◆ **Problem details**
Quote every entry word for word.

-- Materials provided start --

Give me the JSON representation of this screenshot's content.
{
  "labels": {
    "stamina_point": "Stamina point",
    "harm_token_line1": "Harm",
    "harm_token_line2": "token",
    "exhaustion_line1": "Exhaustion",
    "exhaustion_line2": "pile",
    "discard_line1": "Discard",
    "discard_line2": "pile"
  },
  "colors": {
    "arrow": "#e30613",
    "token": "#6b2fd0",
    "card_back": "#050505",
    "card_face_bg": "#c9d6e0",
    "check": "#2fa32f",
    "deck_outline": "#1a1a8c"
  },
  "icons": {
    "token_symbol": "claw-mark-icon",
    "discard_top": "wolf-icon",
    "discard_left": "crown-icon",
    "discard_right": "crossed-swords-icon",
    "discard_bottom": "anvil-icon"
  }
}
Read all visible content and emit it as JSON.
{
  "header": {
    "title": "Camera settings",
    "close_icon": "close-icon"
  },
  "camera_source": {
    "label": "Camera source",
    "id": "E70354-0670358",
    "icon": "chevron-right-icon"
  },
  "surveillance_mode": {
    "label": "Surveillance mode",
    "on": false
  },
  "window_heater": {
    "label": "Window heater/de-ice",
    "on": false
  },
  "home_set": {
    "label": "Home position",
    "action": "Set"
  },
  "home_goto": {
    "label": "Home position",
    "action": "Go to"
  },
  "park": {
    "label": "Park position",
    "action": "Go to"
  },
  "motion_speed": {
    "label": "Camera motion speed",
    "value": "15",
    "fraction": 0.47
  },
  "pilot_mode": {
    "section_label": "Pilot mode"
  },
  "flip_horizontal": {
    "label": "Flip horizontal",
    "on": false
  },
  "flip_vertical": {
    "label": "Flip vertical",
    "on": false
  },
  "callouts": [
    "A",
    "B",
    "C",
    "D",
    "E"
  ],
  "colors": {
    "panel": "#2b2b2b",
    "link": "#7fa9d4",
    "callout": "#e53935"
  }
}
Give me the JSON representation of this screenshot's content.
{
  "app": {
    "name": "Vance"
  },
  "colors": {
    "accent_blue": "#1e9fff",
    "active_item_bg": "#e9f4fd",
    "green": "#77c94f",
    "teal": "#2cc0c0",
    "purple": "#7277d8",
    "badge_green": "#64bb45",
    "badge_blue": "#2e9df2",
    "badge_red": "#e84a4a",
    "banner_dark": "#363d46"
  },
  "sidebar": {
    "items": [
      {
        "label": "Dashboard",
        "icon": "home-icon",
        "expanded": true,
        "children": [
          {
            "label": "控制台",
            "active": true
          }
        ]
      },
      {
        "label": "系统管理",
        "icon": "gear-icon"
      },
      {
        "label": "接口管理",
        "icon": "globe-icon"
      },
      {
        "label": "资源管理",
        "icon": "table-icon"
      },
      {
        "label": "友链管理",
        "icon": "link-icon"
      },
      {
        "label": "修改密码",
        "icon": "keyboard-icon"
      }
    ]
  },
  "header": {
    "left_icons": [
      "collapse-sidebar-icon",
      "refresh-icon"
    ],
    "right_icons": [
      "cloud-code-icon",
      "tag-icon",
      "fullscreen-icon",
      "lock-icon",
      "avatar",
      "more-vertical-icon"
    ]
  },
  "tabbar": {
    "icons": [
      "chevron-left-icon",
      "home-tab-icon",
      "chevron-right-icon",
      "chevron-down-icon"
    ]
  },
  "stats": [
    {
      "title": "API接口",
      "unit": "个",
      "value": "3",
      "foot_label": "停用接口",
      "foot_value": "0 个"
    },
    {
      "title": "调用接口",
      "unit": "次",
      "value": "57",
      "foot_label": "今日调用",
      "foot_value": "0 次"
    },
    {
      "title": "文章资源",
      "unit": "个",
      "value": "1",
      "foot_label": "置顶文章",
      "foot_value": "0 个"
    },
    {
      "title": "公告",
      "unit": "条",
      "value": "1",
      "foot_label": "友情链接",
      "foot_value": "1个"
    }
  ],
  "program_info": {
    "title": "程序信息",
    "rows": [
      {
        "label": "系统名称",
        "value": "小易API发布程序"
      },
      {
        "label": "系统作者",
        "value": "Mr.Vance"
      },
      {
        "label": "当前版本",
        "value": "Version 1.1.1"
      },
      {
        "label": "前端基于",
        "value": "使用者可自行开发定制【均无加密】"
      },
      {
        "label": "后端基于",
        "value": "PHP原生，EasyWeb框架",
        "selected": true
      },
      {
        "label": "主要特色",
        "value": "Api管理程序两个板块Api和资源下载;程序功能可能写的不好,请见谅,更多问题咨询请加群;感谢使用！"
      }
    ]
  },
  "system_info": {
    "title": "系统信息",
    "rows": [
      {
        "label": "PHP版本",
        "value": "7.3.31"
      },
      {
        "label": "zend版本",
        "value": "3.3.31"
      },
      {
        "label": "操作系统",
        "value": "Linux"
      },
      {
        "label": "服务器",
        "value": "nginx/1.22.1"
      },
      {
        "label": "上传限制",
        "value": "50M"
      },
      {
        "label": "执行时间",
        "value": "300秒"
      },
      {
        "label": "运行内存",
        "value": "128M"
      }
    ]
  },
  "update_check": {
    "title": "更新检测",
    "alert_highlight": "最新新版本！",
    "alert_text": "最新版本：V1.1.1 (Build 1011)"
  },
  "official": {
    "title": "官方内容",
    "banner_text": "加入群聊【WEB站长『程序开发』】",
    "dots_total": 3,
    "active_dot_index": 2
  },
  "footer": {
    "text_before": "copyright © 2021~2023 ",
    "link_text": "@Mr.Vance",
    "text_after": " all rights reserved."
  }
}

-- Materials provided end --

◆ **Exercise output**
Give me the JSON representation of this screenshot's content.
{
  "labels": {
    "stamina_point": "Stamina point",
    "harm_token_line1": "Harm",
    "harm_token_line2": "token",
    "exhaustion_line1": "Exhaustion",
    "exhaustion_line2": "pile",
    "discard_line1": "Discard",
    "discard_line2": "pile"
  },
  "colors": {
    "arrow": "#e30613",
    "token": "#6b2fd0",
    "card_back": "#050505",
    "card_face_bg": "#c9d6e0",
    "check": "#2fa32f",
    "deck_outline": "#1a1a8c"
  },
  "icons": {
    "token_symbol": "claw-mark-icon",
    "discard_top": "wolf-icon",
    "discard_left": "crown-icon",
    "discard_right": "crossed-swords-icon",
    "discard_bottom": "anvil-icon"
  }
}
Read all visible content and emit it as JSON.
{
  "header": {
    "title": "Camera settings",
    "close_icon": "close-icon"
  },
  "camera_source": {
    "label": "Camera source",
    "id": "E70354-0670358",
    "icon": "chevron-right-icon"
  },
  "surveillance_mode": {
    "label": "Surveillance mode",
    "on": false
  },
  "window_heater": {
    "label": "Window heater/de-ice",
    "on": false
  },
  "home_set": {
    "label": "Home position",
    "action": "Set"
  },
  "home_goto": {
    "label": "Home position",
    "action": "Go to"
  },
  "park": {
    "label": "Park position",
    "action": "Go to"
  },
  "motion_speed": {
    "label": "Camera motion speed",
    "value": "15",
    "fraction": 0.47
  },
  "pilot_mode": {
    "section_label": "Pilot mode"
  },
  "flip_horizontal": {
    "label": "Flip horizontal",
    "on": false
  },
  "flip_vertical": {
    "label": "Flip vertical",
    "on": false
  },
  "callouts": [
    "A",
    "B",
    "C",
    "D",
    "E"
  ],
  "colors": {
    "panel": "#2b2b2b",
    "link": "#7fa9d4",
    "callout": "#e53935"
  }
}
Give me the JSON representation of this screenshot's content.
{
  "app": {
    "name": "Vance"
  },
  "colors": {
    "accent_blue": "#1e9fff",
    "active_item_bg": "#e9f4fd",
    "green": "#77c94f",
    "teal": "#2cc0c0",
    "purple": "#7277d8",
    "badge_green": "#64bb45",
    "badge_blue": "#2e9df2",
    "badge_red": "#e84a4a",
    "banner_dark": "#363d46"
  },
  "sidebar": {
    "items": [
      {
        "label": "Dashboard",
        "icon": "home-icon",
        "expanded": true,
        "children": [
          {
            "label": "控制台",
            "active": true
          }
        ]
      },
      {
        "label": "系统管理",
        "icon": "gear-icon"
      },
      {
        "label": "接口管理",
        "icon": "globe-icon"
      },
      {
        "label": "资源管理",
        "icon": "table-icon"
      },
      {
        "label": "友链管理",
        "icon": "link-icon"
      },
      {
        "label": "修改密码",
        "icon": "keyboard-icon"
      }
    ]
  },
  "header": {
    "left_icons": [
      "collapse-sidebar-icon",
      "refresh-icon"
    ],
    "right_icons": [
      "cloud-code-icon",
      "tag-icon",
      "fullscreen-icon",
      "lock-icon",
      "avatar",
      "more-vertical-icon"
    ]
  },
  "tabbar": {
    "icons": [
      "chevron-left-icon",
      "home-tab-icon",
      "chevron-right-icon",
      "chevron-down-icon"
    ]
  },
  "stats": [
    {
      "title": "API接口",
      "unit": "个",
      "value": "3",
      "foot_label": "停用接口",
      "foot_value": "0 个"
    },
    {
      "title": "调用接口",
      "unit": "次",
      "value": "57",
      "foot_label": "今日调用",
      "foot_value": "0 次"
    },
    {
      "title": "文章资源",
      "unit": "个",
      "value": "1",
      "foot_label": "置顶文章",
      "foot_value": "0 个"
    },
    {
      "title": "公告",
      "unit": "条",
      "value": "1",
      "foot_label": "友情链接",
      "foot_value": "1个"
    }
  ],
  "program_info": {
    "title": "程序信息",
    "rows": [
      {
        "label": "系统名称",
        "value": "小易API发布程序"
      },
      {
        "label": "系统作者",
        "value": "Mr.Vance"
      },
      {
        "label": "当前版本",
        "value": "Version 1.1.1"
      },
      {
        "label": "前端基于",
        "value": "使用者可自行开发定制【均无加密】"
      },
      {
        "label": "后端基于",
        "value": "PHP原生，EasyWeb框架",
        "selected": true
      },
      {
        "label": "主要特色",
        "value": "Api管理程序两个板块Api和资源下载;程序功能可能写的不好,请见谅,更多问题咨询请加群;感谢使用！"
      }
    ]
  },
  "system_info": {
    "title": "系统信息",
    "rows": [
      {
        "label": "PHP版本",
        "value": "7.3.31"
      },
      {
        "label": "zend版本",
        "value": "3.3.31"
      },
      {
        "label": "操作系统",
        "value": "Linux"
      },
      {
        "label": "服务器",
        "value": "nginx/1.22.1"
      },
      {
        "label": "上传限制",
        "value": "50M"
      },
      {
        "label": "执行时间",
        "value": "300秒"
      },
      {
        "label": "运行内存",
        "value": "128M"
      }
    ]
  },
  "update_check": {
    "title": "更新检测",
    "alert_highlight": "最新新版本！",
    "alert_text": "最新版本：V1.1.1 (Build 1011)"
  },
  "official": {
    "title": "官方内容",
    "banner_text": "加入群聊【WEB站长『程序开发』】",
    "dots_total": 3,
    "active_dot_index": 2
  },
  "footer": {
    "text_before": "copyright © 2021~2023 ",
    "link_text": "@Mr.Vance",
    "text_after": " all rights reserved."
  }
}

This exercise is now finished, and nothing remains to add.